→ Text passage
%%

Operating Systems

ECE344, Spring 2019
University of Toronto

Labs and website created by: Ashvin Goel
Deadlock

Quick Links

Lab AssignmentsQuercus Website

Lab 3: A Preemptive, User-Level Thread Package

Due Date: March 3, 11:59pm

In the previous lab, you implemented a cooperative, user-level thread package system in which thread_yield causes control to be passed from one thread to the next one. This lab has four goals.

First, you will implement preemptive threading, in which simulated "timer interrupts" cause the system to switch from one thread to another.

Second, you will implement the thread_sleep and thread_wakeup scheduling functions. These functions will enable implementing blocking mutual exclusion and synchronization.

Third, you will use the thread_sleep and thread_wakeup functions to implement thread_wait, which will block a thread until a target thread has finished executing.

Finally, you will implement blocking locks for mutual exclusion, and condition variables for synchronization.

For this lab, we are not providing any additional code. You will be working with the code you have implemented in the threads directory in Lab 2.

%%

→ Task 1
Rename "series-label-bg" to "label-background" in the records, from the first line up to and including the line with "figure-caption-left: 설계 동결". Write out those lines with nothing else changed.

Records

%%

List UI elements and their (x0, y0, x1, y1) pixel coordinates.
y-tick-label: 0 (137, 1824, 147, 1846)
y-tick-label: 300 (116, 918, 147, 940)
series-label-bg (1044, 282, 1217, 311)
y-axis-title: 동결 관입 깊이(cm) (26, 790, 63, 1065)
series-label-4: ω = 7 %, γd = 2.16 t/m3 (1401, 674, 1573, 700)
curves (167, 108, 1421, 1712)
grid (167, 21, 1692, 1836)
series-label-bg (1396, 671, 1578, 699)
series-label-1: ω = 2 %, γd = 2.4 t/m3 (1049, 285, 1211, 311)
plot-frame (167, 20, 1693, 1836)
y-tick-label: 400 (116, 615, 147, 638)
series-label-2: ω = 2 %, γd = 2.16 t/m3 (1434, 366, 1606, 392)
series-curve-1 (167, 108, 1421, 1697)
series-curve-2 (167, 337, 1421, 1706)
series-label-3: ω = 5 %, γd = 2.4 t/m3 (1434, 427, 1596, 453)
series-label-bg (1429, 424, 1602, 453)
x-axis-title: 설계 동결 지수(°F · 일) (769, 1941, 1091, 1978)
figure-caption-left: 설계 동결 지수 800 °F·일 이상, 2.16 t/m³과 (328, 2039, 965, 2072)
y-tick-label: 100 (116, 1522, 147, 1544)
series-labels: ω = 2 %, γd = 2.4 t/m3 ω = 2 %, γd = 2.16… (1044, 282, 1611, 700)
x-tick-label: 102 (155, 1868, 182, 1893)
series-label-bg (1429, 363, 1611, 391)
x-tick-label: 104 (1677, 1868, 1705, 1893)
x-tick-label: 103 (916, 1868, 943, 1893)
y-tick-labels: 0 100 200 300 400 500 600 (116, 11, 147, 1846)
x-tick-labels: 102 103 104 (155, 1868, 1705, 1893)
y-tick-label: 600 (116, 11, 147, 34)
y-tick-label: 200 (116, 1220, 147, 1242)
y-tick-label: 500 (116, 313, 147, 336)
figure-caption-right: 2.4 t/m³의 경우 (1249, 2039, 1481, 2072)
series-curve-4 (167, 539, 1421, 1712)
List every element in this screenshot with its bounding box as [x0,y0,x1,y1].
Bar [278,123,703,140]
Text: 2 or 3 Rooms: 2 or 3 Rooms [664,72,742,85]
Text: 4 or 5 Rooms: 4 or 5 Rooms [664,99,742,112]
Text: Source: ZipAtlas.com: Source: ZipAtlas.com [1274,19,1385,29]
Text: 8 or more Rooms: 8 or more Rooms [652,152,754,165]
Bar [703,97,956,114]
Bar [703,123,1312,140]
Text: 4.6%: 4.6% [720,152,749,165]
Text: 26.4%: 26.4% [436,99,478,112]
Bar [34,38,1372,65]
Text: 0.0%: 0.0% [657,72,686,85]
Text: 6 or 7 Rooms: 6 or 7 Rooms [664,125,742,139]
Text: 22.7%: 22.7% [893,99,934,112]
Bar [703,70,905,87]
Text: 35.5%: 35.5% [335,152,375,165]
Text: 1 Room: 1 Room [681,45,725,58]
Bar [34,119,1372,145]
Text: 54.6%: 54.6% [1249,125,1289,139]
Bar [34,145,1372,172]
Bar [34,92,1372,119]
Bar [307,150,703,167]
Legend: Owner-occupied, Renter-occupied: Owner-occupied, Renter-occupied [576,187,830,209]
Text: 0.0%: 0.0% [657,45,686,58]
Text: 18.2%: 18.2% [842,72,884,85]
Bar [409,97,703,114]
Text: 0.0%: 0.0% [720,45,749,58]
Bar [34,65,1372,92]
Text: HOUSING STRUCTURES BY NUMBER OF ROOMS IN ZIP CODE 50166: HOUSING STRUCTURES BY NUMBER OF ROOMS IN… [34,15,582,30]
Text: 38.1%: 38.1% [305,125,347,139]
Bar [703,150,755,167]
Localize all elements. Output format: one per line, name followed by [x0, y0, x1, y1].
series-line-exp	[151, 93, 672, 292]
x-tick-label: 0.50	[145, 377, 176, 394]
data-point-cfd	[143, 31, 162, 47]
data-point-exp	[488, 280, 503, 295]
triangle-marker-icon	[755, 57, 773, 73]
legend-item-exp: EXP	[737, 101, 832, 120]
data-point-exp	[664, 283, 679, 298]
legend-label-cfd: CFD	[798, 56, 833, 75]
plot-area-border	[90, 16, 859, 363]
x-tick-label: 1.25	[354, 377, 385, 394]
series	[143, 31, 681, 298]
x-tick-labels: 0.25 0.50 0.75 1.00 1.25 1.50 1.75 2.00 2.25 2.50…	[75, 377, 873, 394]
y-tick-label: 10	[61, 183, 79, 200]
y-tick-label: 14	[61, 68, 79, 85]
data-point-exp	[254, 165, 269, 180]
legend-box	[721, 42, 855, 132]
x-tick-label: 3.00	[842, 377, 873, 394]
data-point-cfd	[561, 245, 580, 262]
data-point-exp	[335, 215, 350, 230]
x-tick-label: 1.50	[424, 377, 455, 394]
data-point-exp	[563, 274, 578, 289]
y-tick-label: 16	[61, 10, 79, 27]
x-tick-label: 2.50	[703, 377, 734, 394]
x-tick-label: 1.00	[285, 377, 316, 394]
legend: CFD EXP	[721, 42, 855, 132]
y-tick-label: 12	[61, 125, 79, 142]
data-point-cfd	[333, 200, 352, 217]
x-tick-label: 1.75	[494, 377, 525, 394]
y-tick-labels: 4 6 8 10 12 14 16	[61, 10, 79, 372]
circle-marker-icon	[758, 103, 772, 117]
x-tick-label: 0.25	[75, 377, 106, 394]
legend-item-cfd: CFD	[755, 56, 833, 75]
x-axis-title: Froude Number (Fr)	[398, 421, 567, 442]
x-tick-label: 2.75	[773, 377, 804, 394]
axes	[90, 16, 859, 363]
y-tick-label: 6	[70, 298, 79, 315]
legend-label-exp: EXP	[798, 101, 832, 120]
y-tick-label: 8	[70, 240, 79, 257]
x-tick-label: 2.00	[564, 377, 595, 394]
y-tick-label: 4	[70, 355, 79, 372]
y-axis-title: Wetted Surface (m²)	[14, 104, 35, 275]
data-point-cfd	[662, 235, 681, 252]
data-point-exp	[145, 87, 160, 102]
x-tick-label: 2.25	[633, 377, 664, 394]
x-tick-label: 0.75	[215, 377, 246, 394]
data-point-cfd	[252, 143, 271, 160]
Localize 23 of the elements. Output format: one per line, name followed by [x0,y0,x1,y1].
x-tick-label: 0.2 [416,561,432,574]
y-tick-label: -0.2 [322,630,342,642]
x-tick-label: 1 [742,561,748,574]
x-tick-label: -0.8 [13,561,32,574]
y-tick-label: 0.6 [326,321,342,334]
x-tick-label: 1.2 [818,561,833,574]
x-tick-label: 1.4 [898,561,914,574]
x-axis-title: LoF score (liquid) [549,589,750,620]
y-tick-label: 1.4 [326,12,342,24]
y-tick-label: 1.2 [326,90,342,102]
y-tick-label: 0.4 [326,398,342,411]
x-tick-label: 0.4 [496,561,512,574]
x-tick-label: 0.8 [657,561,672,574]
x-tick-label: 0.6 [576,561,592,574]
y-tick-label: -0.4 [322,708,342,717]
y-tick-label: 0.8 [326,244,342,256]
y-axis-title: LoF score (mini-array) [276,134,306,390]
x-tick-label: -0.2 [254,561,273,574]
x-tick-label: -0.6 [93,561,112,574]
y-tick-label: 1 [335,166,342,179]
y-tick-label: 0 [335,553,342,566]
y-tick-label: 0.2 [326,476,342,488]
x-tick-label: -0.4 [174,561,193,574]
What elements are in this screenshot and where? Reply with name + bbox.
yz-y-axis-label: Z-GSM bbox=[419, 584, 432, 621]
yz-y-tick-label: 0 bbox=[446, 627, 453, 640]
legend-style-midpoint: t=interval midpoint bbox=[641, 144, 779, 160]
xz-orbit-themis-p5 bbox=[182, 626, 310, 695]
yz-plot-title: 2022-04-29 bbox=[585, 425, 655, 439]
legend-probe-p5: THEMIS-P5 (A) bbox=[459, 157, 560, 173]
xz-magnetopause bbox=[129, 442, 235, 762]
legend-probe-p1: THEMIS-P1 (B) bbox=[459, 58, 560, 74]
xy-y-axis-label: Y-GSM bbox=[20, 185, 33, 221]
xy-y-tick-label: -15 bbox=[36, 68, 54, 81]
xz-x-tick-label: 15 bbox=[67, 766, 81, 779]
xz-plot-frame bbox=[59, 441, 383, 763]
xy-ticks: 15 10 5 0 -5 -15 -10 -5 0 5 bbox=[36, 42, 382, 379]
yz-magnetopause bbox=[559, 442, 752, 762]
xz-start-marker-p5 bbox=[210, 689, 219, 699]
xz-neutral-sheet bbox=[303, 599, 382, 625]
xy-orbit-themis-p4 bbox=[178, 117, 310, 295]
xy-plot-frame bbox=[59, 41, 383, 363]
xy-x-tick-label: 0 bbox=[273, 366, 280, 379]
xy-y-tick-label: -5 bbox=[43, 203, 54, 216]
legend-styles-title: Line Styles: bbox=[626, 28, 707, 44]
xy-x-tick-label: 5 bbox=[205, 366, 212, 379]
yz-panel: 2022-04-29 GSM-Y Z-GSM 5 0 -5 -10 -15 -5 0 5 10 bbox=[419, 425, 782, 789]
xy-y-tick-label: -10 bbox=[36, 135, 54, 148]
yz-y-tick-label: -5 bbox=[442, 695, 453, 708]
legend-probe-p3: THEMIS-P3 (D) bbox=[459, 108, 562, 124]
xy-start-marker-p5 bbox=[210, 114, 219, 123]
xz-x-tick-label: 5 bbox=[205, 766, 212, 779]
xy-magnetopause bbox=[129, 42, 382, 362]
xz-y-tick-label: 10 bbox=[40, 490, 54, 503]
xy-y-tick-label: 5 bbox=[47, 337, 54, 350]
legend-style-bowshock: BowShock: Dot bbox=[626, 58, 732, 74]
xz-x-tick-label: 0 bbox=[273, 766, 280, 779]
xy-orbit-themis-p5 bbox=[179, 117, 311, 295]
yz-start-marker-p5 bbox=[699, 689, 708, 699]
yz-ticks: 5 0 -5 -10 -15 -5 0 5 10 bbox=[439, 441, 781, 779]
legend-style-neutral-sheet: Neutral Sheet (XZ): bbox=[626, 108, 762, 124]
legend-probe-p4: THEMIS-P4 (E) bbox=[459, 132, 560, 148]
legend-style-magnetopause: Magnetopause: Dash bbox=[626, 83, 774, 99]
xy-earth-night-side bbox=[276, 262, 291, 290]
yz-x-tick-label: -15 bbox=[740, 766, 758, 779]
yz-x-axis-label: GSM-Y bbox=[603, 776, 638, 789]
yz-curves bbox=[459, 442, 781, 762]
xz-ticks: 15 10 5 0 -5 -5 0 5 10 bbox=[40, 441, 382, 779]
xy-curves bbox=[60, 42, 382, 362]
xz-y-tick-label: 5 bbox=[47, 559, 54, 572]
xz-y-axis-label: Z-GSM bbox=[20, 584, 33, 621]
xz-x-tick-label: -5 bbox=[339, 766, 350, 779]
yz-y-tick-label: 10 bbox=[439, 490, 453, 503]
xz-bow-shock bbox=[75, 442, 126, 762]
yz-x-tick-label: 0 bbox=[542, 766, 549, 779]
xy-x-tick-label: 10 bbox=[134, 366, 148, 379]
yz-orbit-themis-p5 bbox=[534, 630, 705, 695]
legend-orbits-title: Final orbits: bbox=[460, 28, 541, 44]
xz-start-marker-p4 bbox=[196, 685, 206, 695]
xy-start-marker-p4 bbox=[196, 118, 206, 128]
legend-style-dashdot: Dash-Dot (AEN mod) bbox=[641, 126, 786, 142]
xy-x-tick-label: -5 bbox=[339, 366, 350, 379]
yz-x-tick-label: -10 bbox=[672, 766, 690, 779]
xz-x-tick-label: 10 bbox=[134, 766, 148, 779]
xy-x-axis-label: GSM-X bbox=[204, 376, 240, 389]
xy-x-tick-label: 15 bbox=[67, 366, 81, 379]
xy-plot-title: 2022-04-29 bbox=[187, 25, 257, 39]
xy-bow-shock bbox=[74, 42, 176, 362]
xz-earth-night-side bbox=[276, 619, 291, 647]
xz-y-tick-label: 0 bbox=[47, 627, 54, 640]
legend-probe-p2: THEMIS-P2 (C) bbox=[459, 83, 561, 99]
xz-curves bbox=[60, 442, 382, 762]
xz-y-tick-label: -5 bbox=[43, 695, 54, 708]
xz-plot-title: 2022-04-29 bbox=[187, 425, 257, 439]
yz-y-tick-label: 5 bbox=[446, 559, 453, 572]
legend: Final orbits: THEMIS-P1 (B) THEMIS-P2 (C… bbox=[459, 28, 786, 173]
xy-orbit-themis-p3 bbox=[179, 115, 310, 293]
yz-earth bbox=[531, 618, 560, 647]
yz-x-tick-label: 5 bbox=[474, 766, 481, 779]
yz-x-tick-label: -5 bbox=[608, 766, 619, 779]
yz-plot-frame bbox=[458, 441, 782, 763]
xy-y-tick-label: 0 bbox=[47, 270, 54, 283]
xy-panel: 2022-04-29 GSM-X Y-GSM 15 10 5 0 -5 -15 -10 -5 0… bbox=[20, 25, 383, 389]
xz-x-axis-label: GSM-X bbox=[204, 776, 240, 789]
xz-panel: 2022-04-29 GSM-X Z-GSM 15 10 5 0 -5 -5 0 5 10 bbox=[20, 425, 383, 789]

%%

→ Task 2
Go on with the Lab 3 preemptive thread package description from the point where the text stops.

→ Exercise response 1
List UI elements and their (x0, y0, x1, y1) pixel coordinates.
y-tick-label: 0 (137, 1824, 147, 1846)
y-tick-label: 300 (116, 918, 147, 940)
label-background (1044, 282, 1217, 311)
y-axis-title: 동결 관입 깊이(cm) (26, 790, 63, 1065)
series-label-4: ω = 7 %, γd = 2.16 t/m3 (1401, 674, 1573, 700)
curves (167, 108, 1421, 1712)
grid (167, 21, 1692, 1836)
label-background (1396, 671, 1578, 699)
series-label-1: ω = 2 %, γd = 2.4 t/m3 (1049, 285, 1211, 311)
plot-frame (167, 20, 1693, 1836)
y-tick-label: 400 (116, 615, 147, 638)
series-label-2: ω = 2 %, γd = 2.16 t/m3 (1434, 366, 1606, 392)
series-curve-1 (167, 108, 1421, 1697)
series-curve-2 (167, 337, 1421, 1706)
series-label-3: ω = 5 %, γd = 2.4 t/m3 (1434, 427, 1596, 453)
label-background (1429, 424, 1602, 453)
x-axis-title: 설계 동결 지수(°F · 일) (769, 1941, 1091, 1978)
figure-caption-left: 설계 동결 지수 800 °F·일 이상, 2.16 t/m³과 (328, 2039, 965, 2072)

→ Exercise response 2
Timer Signals

User-level code cannot use hardware timer interrupts directly. Instead, POSIX operating systems provide a software mechanism called signals that can be used to simulate "interrupts" at the user level. These signals interrupt your program and give you a chance to handle that interrupt. For example, when you hit Ctrl-C to kill a program, that causes the OS to send the SIGINT signal to your program. Most programs don't handle this signal, so by default, the OS kills the process. However, if you wanted to save the state of your program before it was killed (e.g., a text editor could save any unsaved files), you can register a handler with the OS for SIGINT. Then when the user hits Ctrl-C, the OS calls your handler, you could write out the state of your program, and then exit.

More generally, signals are a form of asynchronous, inter-process communication mechanism. A signal can be sent from one process to another, or from a process to itself. We will use the latter method to have the process that invokes your user-level scheduler, i.e., your thread library functions, deliver timer signals to itself.

The operating system delivers a signal to a target (recipient) process by interrupting the normal flow of execution of the process. Execution can be interrupted after any instruction. A process can register a signal handler, which is invoked when the signal is delivered. After the signal handler finishes executing, the normal flow of execution of the process is resumed. Notice the similarities between signals and hardware interrupts.

As signals can be delivered after any instruction, signal handling is prone to race conditions. For example, if you increment a counter (counter = counter + 1) during normal execution as well as in your signal handler code, the increment operation may not work correctly because it is not atomic, and the signal may be delivered in between the instructions implementing the increment operation. To avoid this problem, you should disable signal delivery while the counter is being updated.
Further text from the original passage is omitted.